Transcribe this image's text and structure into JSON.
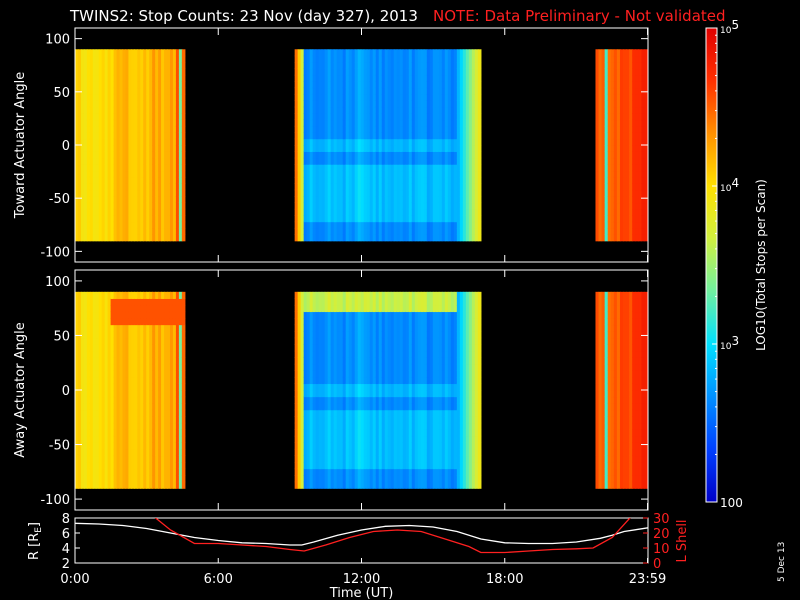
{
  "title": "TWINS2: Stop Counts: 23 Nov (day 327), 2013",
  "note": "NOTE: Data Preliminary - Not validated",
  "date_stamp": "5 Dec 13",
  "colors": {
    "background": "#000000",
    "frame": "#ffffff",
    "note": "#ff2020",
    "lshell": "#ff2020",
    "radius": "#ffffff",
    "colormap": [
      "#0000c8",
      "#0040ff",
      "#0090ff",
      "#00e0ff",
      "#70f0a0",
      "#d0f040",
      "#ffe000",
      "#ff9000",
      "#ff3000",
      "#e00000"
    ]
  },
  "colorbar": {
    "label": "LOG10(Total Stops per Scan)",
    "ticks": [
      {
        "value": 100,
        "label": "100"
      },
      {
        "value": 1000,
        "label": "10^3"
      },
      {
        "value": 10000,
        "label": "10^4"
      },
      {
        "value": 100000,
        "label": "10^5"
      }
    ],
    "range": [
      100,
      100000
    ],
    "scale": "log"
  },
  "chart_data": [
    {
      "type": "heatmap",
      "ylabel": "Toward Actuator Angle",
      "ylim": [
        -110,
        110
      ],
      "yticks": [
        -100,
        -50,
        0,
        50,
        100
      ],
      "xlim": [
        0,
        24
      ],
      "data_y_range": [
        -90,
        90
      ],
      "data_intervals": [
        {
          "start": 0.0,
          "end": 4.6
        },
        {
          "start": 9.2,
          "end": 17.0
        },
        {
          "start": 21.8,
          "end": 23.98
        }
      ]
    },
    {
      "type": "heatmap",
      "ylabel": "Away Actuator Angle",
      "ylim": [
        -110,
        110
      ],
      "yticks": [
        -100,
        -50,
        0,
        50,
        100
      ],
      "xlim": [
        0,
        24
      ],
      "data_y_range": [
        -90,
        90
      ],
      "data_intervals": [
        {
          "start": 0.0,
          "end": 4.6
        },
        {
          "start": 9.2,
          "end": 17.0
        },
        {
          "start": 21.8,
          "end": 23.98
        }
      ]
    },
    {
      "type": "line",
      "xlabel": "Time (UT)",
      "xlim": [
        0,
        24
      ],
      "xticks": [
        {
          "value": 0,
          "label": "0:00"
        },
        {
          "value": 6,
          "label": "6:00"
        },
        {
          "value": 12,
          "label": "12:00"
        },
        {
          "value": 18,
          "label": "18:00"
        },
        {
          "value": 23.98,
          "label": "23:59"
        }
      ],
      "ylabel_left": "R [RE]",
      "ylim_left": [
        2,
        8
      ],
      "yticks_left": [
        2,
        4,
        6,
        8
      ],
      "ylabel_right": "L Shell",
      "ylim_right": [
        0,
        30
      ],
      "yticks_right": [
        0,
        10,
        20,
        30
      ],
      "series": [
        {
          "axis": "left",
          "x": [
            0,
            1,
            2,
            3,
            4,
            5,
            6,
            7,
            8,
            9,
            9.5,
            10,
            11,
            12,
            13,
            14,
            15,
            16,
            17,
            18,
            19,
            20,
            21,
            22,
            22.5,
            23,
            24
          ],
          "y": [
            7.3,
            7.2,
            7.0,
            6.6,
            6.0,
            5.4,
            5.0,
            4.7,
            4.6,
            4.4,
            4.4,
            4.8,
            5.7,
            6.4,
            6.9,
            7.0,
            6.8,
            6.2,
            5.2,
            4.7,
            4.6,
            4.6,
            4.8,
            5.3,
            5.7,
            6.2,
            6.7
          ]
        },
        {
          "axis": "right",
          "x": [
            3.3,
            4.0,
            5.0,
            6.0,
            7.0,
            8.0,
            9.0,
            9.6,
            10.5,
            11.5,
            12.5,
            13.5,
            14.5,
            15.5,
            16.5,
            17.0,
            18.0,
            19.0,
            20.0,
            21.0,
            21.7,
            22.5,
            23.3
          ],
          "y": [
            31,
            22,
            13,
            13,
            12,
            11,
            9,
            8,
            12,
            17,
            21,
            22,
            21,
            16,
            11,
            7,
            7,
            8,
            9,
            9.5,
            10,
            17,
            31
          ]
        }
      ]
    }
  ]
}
++++
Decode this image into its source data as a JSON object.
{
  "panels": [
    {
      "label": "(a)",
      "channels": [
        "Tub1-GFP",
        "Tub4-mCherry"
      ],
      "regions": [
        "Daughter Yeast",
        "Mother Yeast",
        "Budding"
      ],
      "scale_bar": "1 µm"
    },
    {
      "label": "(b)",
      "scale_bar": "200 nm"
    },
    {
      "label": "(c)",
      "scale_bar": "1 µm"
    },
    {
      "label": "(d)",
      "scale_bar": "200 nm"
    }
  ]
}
++++
■ **STATED GOAL**
Each line that has the word "value" should be copied.

■ **PROBLEM SOLUTION**
        "value": 100,
        "value": 1000,
        "value": 10000,
        "value": 100000,
          "value": 0,
          "value": 6,
          "value": 12,
          "value": 18,
          "value": 23.98,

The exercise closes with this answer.